* [GIVEN INSTRUCTION]: All of the listing below must be repeated word for word. Pictures are the only thing to omit.

Data listing
□ □ □

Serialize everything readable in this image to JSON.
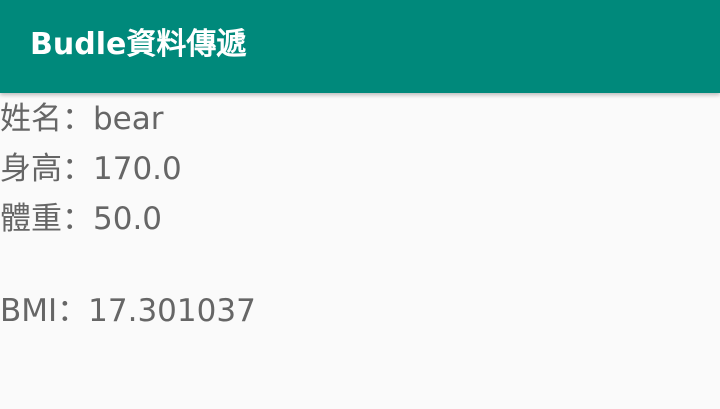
{
  "app_bar": {
    "title": "Budle資料傳遞",
    "color": "#00897b"
  },
  "info": {
    "name_line": "姓名：bear",
    "height_line": "身高：170.0",
    "weight_line": "體重：50.0",
    "bmi_line": "BMI：17.301037"
  }
}
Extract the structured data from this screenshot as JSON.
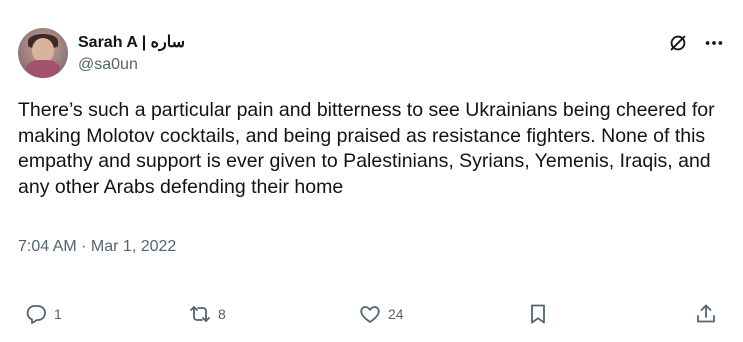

□ □ □

* [ANSWER IN FULL]:
Serialize everything readable in this image to JSON.
{
  "app_bar": {
    "title": "Budle資料傳遞",
    "color": "#00897b"
  },
  "info": {
    "name_line": "姓名：bear",
    "height_line": "身高：170.0",
    "weight_line": "體重：50.0",
    "bmi_line": "BMI：17.301037"
  }
}
Extract the structured data from this screenshot as JSON.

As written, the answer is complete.